▶ _Stored data_:
● ● ●

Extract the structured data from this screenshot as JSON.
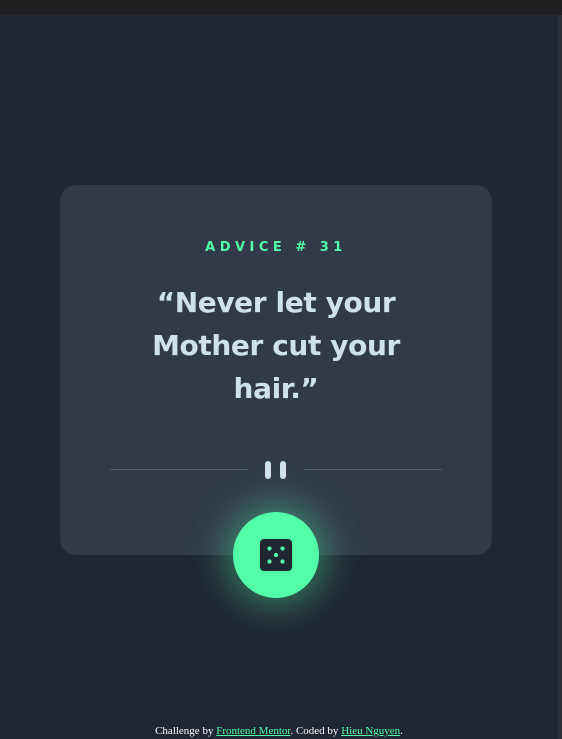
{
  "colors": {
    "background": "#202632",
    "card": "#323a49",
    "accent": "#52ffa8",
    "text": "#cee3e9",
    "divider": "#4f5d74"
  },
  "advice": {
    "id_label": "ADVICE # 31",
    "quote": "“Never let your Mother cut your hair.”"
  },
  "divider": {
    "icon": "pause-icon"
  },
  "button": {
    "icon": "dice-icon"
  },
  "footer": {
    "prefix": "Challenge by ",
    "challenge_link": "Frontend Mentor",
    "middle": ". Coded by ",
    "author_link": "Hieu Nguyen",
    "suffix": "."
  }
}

● ● ●

▶ _What you need to do_:
Word for word, quote the lines above. Omit the pictures.

▶ _Worked answer_:
Extract the structured data from this screenshot as JSON.
{
  "colors": {
    "background": "#202632",
    "card": "#323a49",
    "accent": "#52ffa8",
    "text": "#cee3e9",
    "divider": "#4f5d74"
  },
  "advice": {
    "id_label": "ADVICE # 31",
    "quote": "“Never let your Mother cut your hair.”"
  },
  "divider": {
    "icon": "pause-icon"
  },
  "button": {
    "icon": "dice-icon"
  },
  "footer": {
    "prefix": "Challenge by ",
    "challenge_link": "Frontend Mentor",
    "middle": ". Coded by ",
    "author_link": "Hieu Nguyen",
    "suffix": "."
  }
}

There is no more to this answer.